Records shown:
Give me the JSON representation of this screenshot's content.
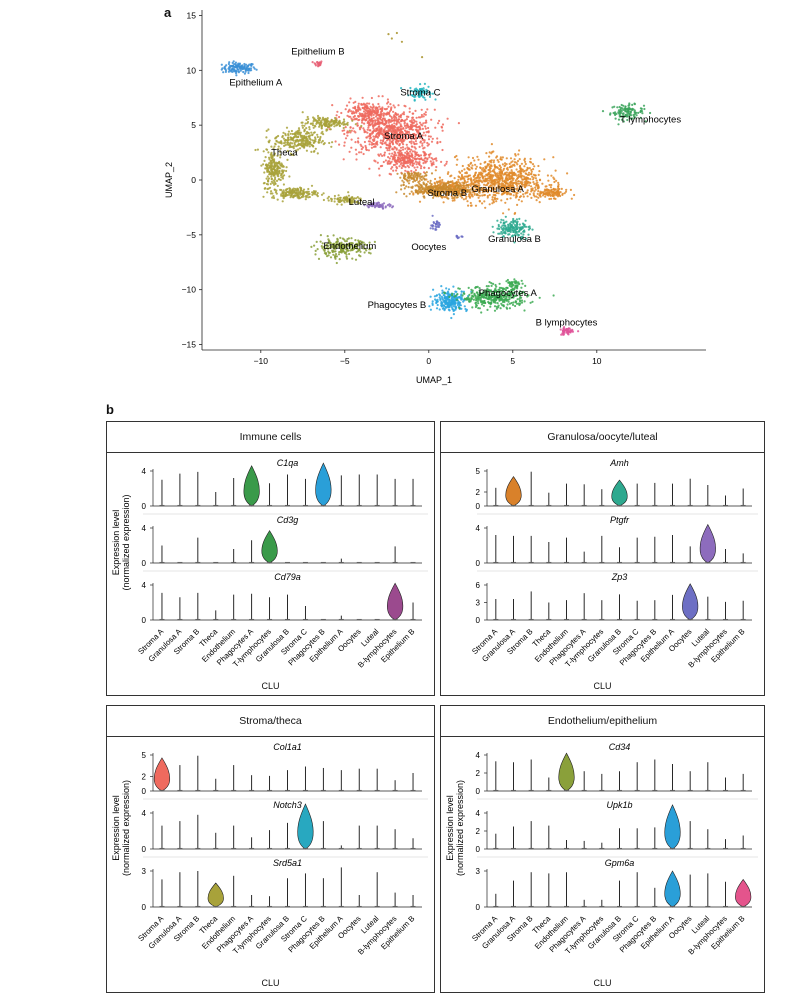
{
  "panel_labels": {
    "a": "a",
    "b": "b"
  },
  "clu_label": "CLU",
  "chart_data": [
    {
      "type": "scatter",
      "name": "umap",
      "xlabel": "UMAP_1",
      "ylabel": "UMAP_2",
      "xlim": [
        -13.5,
        16.5
      ],
      "ylim": [
        -15.5,
        15.5
      ],
      "x_ticks": [
        -10,
        -5,
        0,
        5,
        10
      ],
      "y_ticks": [
        -15,
        -10,
        -5,
        0,
        5,
        10,
        15
      ],
      "clusters": [
        {
          "label": "Epithelium A",
          "color": "#3a8fd6",
          "blobs": [
            [
              -11.3,
              10.2,
              0.9,
              0.45,
              120
            ]
          ],
          "label_pos": [
            -10.3,
            8.9
          ]
        },
        {
          "label": "Epithelium B",
          "color": "#e86075",
          "blobs": [
            [
              -6.6,
              10.6,
              0.25,
              0.25,
              25
            ]
          ],
          "label_pos": [
            -6.6,
            11.7
          ]
        },
        {
          "label": "Stroma C",
          "color": "#28b6c0",
          "blobs": [
            [
              -0.5,
              8.0,
              0.6,
              0.6,
              70
            ]
          ],
          "label_pos": [
            -0.5,
            8.0
          ]
        },
        {
          "label": "T lymphocytes",
          "color": "#3aa35a",
          "blobs": [
            [
              11.8,
              6.2,
              0.9,
              0.6,
              110
            ]
          ],
          "label_pos": [
            13.2,
            5.5
          ]
        },
        {
          "label": "Stroma A",
          "color": "#ef6a5e",
          "blobs": [
            [
              -2.2,
              4.4,
              2.3,
              1.8,
              700
            ],
            [
              -1.2,
              1.8,
              1.5,
              0.8,
              250
            ],
            [
              -3.6,
              6.2,
              1.3,
              0.9,
              200
            ]
          ],
          "label_pos": [
            -1.5,
            4.0
          ]
        },
        {
          "label": "Theca",
          "color": "#a8a23a",
          "blobs": [
            [
              -7.8,
              3.6,
              1.3,
              1.0,
              250
            ],
            [
              -9.2,
              1.0,
              0.6,
              1.5,
              200
            ],
            [
              -8.0,
              -1.2,
              1.2,
              0.45,
              160
            ],
            [
              -6.2,
              5.2,
              1.2,
              0.5,
              140
            ],
            [
              -5.0,
              -1.8,
              1.0,
              0.35,
              80
            ]
          ],
          "label_pos": [
            -8.6,
            2.5
          ]
        },
        {
          "label": "Granulosa A",
          "color": "#e18b2b",
          "blobs": [
            [
              4.3,
              0.0,
              2.4,
              1.8,
              800
            ],
            [
              7.3,
              -1.2,
              0.9,
              0.4,
              110
            ],
            [
              1.2,
              -0.8,
              1.4,
              0.8,
              230
            ]
          ],
          "label_pos": [
            4.1,
            -0.8
          ]
        },
        {
          "label": "Stroma B",
          "color": "#c88a2e",
          "blobs": [
            [
              0.6,
              -0.9,
              1.8,
              0.6,
              250
            ],
            [
              -0.9,
              0.3,
              0.8,
              0.4,
              80
            ]
          ],
          "label_pos": [
            1.1,
            -1.2
          ]
        },
        {
          "label": "Luteal",
          "color": "#8d6cbd",
          "blobs": [
            [
              -3.0,
              -2.3,
              0.7,
              0.22,
              60
            ]
          ],
          "label_pos": [
            -4.0,
            -2.0
          ]
        },
        {
          "label": "Granulosa B",
          "color": "#2ea98f",
          "blobs": [
            [
              5.0,
              -4.4,
              0.9,
              0.8,
              160
            ]
          ],
          "label_pos": [
            5.1,
            -5.4
          ]
        },
        {
          "label": "Oocytes",
          "color": "#6d6fc4",
          "blobs": [
            [
              0.4,
              -4.1,
              0.25,
              0.5,
              30
            ],
            [
              1.7,
              -5.2,
              0.25,
              0.12,
              10
            ]
          ],
          "label_pos": [
            0.0,
            -6.1
          ]
        },
        {
          "label": "Endothelium",
          "color": "#8aa03a",
          "blobs": [
            [
              -5.2,
              -6.2,
              1.5,
              0.75,
              220
            ]
          ],
          "label_pos": [
            -4.7,
            -6.0
          ]
        },
        {
          "label": "Phagocytes B",
          "color": "#2aa6df",
          "blobs": [
            [
              1.3,
              -11.0,
              0.9,
              0.85,
              240
            ]
          ],
          "label_pos": [
            -1.9,
            -11.4
          ]
        },
        {
          "label": "Phagocytes A",
          "color": "#3caa52",
          "blobs": [
            [
              3.9,
              -10.7,
              1.8,
              0.9,
              360
            ],
            [
              5.0,
              -9.5,
              0.5,
              0.4,
              40
            ]
          ],
          "label_pos": [
            4.7,
            -10.3
          ]
        },
        {
          "label": "B lymphocytes",
          "color": "#e0559a",
          "blobs": [
            [
              8.2,
              -13.8,
              0.35,
              0.3,
              50
            ]
          ],
          "label_pos": [
            8.2,
            -13.0
          ]
        }
      ],
      "stray_points": [
        [
          -1.9,
          13.4
        ],
        [
          -2.4,
          13.3
        ],
        [
          -2.2,
          12.9
        ],
        [
          -1.6,
          12.6
        ],
        [
          -0.4,
          11.2
        ]
      ]
    },
    {
      "type": "violin",
      "name": "immune-cells",
      "title": "Immune cells",
      "ylabel": "Expression level\n(normalized expression)",
      "categories": [
        "Stroma A",
        "Granulosa A",
        "Stroma B",
        "Theca",
        "Endothelium",
        "Phagocytes A",
        "T-lymphocytes",
        "Granulosa B",
        "Stroma C",
        "Phagocytes B",
        "Epithelium A",
        "Oocytes",
        "Luteal",
        "B-lymphocytes",
        "Epithelium B"
      ],
      "genes": [
        {
          "gene": "C1qa",
          "ymax": 4,
          "ticks": [
            0,
            4
          ],
          "highlight": [
            5,
            9
          ],
          "highlight_colors": [
            "#3a9a4a",
            "#2a9fd8"
          ],
          "max_values": [
            3.0,
            3.7,
            3.9,
            1.6,
            3.2,
            4.6,
            2.6,
            3.6,
            3.1,
            4.9,
            3.5,
            3.6,
            3.6,
            3.1,
            3.1
          ]
        },
        {
          "gene": "Cd3g",
          "ymax": 4,
          "ticks": [
            0,
            4
          ],
          "highlight": [
            6
          ],
          "highlight_colors": [
            "#3a9a4a"
          ],
          "max_values": [
            2.0,
            0.0,
            2.9,
            0.0,
            1.6,
            2.6,
            3.7,
            0.0,
            0.0,
            0.0,
            0.5,
            0.0,
            0.0,
            1.9,
            0.0
          ]
        },
        {
          "gene": "Cd79a",
          "ymax": 4,
          "ticks": [
            0,
            4
          ],
          "highlight": [
            13
          ],
          "highlight_colors": [
            "#9b4a8e"
          ],
          "max_values": [
            3.1,
            2.6,
            3.1,
            1.1,
            2.9,
            3.0,
            2.6,
            2.9,
            1.6,
            0.0,
            0.5,
            0.0,
            0.0,
            4.2,
            2.0
          ]
        }
      ]
    },
    {
      "type": "violin",
      "name": "granulosa-oocyte-luteal",
      "title": "Granulosa/oocyte/luteal",
      "ylabel": "",
      "categories": [
        "Stroma A",
        "Granulosa A",
        "Stroma B",
        "Theca",
        "Endothelium",
        "Phagocytes A",
        "T-lymphocytes",
        "Granulosa B",
        "Stroma C",
        "Phagocytes B",
        "Epithelium A",
        "Oocytes",
        "Luteal",
        "B-lymphocytes",
        "Epithelium B"
      ],
      "genes": [
        {
          "gene": "Amh",
          "ymax": 5,
          "ticks": [
            0,
            2,
            5
          ],
          "highlight": [
            1,
            7
          ],
          "highlight_colors": [
            "#d9812a",
            "#2ea98f"
          ],
          "max_values": [
            2.6,
            4.2,
            4.9,
            1.9,
            3.2,
            3.1,
            2.4,
            3.7,
            3.2,
            3.3,
            3.2,
            3.9,
            3.0,
            1.5,
            2.5
          ]
        },
        {
          "gene": "Ptgfr",
          "ymax": 4,
          "ticks": [
            0,
            4
          ],
          "highlight": [
            12
          ],
          "highlight_colors": [
            "#8d6cbd"
          ],
          "max_values": [
            3.2,
            3.1,
            3.1,
            2.4,
            2.9,
            1.3,
            3.1,
            1.8,
            2.9,
            3.0,
            3.2,
            1.9,
            4.4,
            1.6,
            1.1
          ]
        },
        {
          "gene": "Zp3",
          "ymax": 6,
          "ticks": [
            0,
            3,
            6
          ],
          "highlight": [
            11
          ],
          "highlight_colors": [
            "#6d6fc4"
          ],
          "max_values": [
            3.6,
            3.6,
            4.9,
            3.0,
            3.4,
            4.6,
            3.4,
            4.4,
            3.3,
            3.4,
            4.3,
            6.2,
            4.0,
            3.1,
            3.3
          ]
        }
      ]
    },
    {
      "type": "violin",
      "name": "stroma-theca",
      "title": "Stroma/theca",
      "ylabel": "Expression level\n(normalized expression)",
      "categories": [
        "Stroma A",
        "Granulosa A",
        "Stroma B",
        "Theca",
        "Endothelium",
        "Phagocytes A",
        "T-lymphocytes",
        "Granulosa B",
        "Stroma C",
        "Phagocytes B",
        "Epithelium A",
        "Oocytes",
        "Luteal",
        "B-lymphocytes",
        "Epithelium B"
      ],
      "genes": [
        {
          "gene": "Col1a1",
          "ymax": 5,
          "ticks": [
            0,
            2,
            5
          ],
          "highlight": [
            0
          ],
          "highlight_colors": [
            "#ef6a5e"
          ],
          "max_values": [
            4.6,
            3.6,
            4.9,
            1.7,
            3.6,
            2.2,
            2.1,
            2.9,
            3.4,
            3.2,
            2.9,
            3.1,
            3.1,
            1.5,
            2.5
          ]
        },
        {
          "gene": "Notch3",
          "ymax": 4,
          "ticks": [
            0,
            4
          ],
          "highlight": [
            8
          ],
          "highlight_colors": [
            "#28a8c0"
          ],
          "max_values": [
            2.6,
            3.1,
            3.8,
            1.8,
            2.6,
            1.3,
            2.1,
            2.9,
            5.0,
            3.1,
            0.4,
            2.6,
            2.6,
            2.2,
            1.2
          ]
        },
        {
          "gene": "Srd5a1",
          "ymax": 3,
          "ticks": [
            0,
            3
          ],
          "highlight": [
            3
          ],
          "highlight_colors": [
            "#a8a23a"
          ],
          "max_values": [
            2.3,
            2.9,
            3.0,
            2.0,
            2.6,
            1.0,
            0.9,
            2.4,
            2.8,
            2.4,
            3.3,
            1.0,
            2.9,
            1.2,
            1.0
          ]
        }
      ]
    },
    {
      "type": "violin",
      "name": "endothelium-epithelium",
      "title": "Endothelium/epithelium",
      "ylabel": "Expression level\n(normalized expression)",
      "categories": [
        "Stroma A",
        "Granulosa A",
        "Stroma B",
        "Theca",
        "Endothelium",
        "Phagocytes A",
        "T-lymphocytes",
        "Granulosa B",
        "Stroma C",
        "Phagocytes B",
        "Epithelium A",
        "Oocytes",
        "Luteal",
        "B-lymphocytes",
        "Epithelium B"
      ],
      "genes": [
        {
          "gene": "Cd34",
          "ymax": 4,
          "ticks": [
            0,
            2,
            4
          ],
          "highlight": [
            4
          ],
          "highlight_colors": [
            "#8aa03a"
          ],
          "max_values": [
            3.3,
            3.2,
            3.5,
            1.5,
            4.2,
            2.2,
            1.9,
            2.2,
            3.2,
            3.5,
            3.0,
            2.2,
            3.2,
            1.5,
            1.9
          ]
        },
        {
          "gene": "Upk1b",
          "ymax": 4,
          "ticks": [
            0,
            2,
            4
          ],
          "highlight": [
            10
          ],
          "highlight_colors": [
            "#2a9fd8"
          ],
          "max_values": [
            1.7,
            2.5,
            3.1,
            2.6,
            1.0,
            0.9,
            0.7,
            2.3,
            2.3,
            2.4,
            4.9,
            3.1,
            2.2,
            1.1,
            1.5
          ]
        },
        {
          "gene": "Gpm6a",
          "ymax": 3,
          "ticks": [
            0,
            3
          ],
          "highlight": [
            10,
            14
          ],
          "highlight_colors": [
            "#2a9fd8",
            "#e4548c"
          ],
          "max_values": [
            1.1,
            2.2,
            2.9,
            2.8,
            2.9,
            0.6,
            0.6,
            2.2,
            2.9,
            1.6,
            3.0,
            2.7,
            2.8,
            2.1,
            2.3
          ]
        }
      ]
    }
  ]
}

What is needed: For the string "name", give the number of lines in the records that contain it and nothing besides.

Solution: 5